» PAGE EXTRACT:
That's way impossible. Don't let those HK martial arts film fool you


----------



## Manila-X (Jul 28, 2005)

krudmonk said:


> Design: just look at Dubai for wasted density


When I see it, I look at Dubai as sort of Chicago. They're both similar in many ways. Chicago's high-rise density is limited to the city centre and within the waterfront. But beyond its suburbs, its mostly low-rise. Same with Dubai. Its not like HK, Seoul or Shanghai where you see high-rises almost everywhere.


----------



## hkskyline (Sep 13, 2002)

WANCH said:


> When I see it, I look at Dubai as sort of Chicago. They're both similar in many ways. Chicago's high-rise density is limited to the city centre and within the waterfront. But beyond its suburbs, its mostly low-rise. Same with Dubai. Its not like HK, Seoul or Shanghai where you see high-rises almost everywhere.

(Annotations of layout elements)
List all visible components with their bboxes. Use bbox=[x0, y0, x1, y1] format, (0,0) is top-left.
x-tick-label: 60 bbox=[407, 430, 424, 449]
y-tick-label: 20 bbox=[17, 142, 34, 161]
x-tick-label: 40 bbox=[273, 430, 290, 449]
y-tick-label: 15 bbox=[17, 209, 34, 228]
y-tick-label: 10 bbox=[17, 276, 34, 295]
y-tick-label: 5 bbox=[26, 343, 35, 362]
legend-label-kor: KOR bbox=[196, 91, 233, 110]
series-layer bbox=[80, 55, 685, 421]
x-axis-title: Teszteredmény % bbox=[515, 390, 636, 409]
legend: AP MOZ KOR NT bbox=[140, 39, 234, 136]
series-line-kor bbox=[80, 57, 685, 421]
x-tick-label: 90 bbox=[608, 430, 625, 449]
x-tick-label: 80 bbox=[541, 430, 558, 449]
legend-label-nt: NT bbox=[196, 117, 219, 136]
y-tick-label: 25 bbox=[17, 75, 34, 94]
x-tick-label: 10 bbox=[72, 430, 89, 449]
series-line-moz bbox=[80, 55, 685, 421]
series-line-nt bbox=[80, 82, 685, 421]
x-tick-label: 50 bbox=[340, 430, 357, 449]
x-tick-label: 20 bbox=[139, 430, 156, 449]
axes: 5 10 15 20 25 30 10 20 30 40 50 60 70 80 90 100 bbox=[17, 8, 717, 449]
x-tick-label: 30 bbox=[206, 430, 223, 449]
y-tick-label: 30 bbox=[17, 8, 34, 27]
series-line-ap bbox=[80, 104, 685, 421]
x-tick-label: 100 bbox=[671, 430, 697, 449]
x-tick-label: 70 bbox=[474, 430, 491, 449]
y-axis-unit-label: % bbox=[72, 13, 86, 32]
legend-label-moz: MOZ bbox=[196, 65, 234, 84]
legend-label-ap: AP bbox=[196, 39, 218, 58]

» PROBLEM SET:
(a) In the forum thread on city density, render this sentence in Spanish: "Chicago's high-rise density is limited to the city centre and within the waterfront."
(b) According to the forum thread on city density, in which three cities can high-rises be seen almost everywhere?
(c) Continue the forum thread on city density from its last line.

» ANSWERS IN ORDER:
(a) La densidad de edificios altos de Chicago se limita al centro de la ciudad y a la zona ribereña.

(b) HK, Seoul and Shanghai.

(c)
Chicago's skyscrapers are concentrated around the Loop. Along the Lake Michigan waterfront, the amount of skyscrapers tapers off beyond the Loop. The primary axis / nucleus is the Loop, and much of the waterfront is actually not bordered by highrises.

The concept that highrises are predominantely confined to the city centre is a typical urban planning phenomenon especially in North America. Even for Shanghai, there is a significant amount of midrises throughout the city. It's actually not highrises everywhere as the perception may give from looking at a few select photos.


----------



## Skyline_FFM (May 25, 2008)

WANCH said:


> That's way impossible. Don't let those HK martial arts film fool you


:lol: Yes, Jackie Chan is not reality. Some people use to mic it up!!! :lol:


----------



## Twoaday (May 22, 2006)

krudmonk> Actually Dubai is just not dense at all. With about 1,000 people per square mile. Compare that to even Milwaukee, WI which has an decent density number (though still very low compared to a Chicago or New York) which has about 6,200 per square mile. To me density is number one. Then design is 1a.


----------



## phattonez (Sep 14, 2006)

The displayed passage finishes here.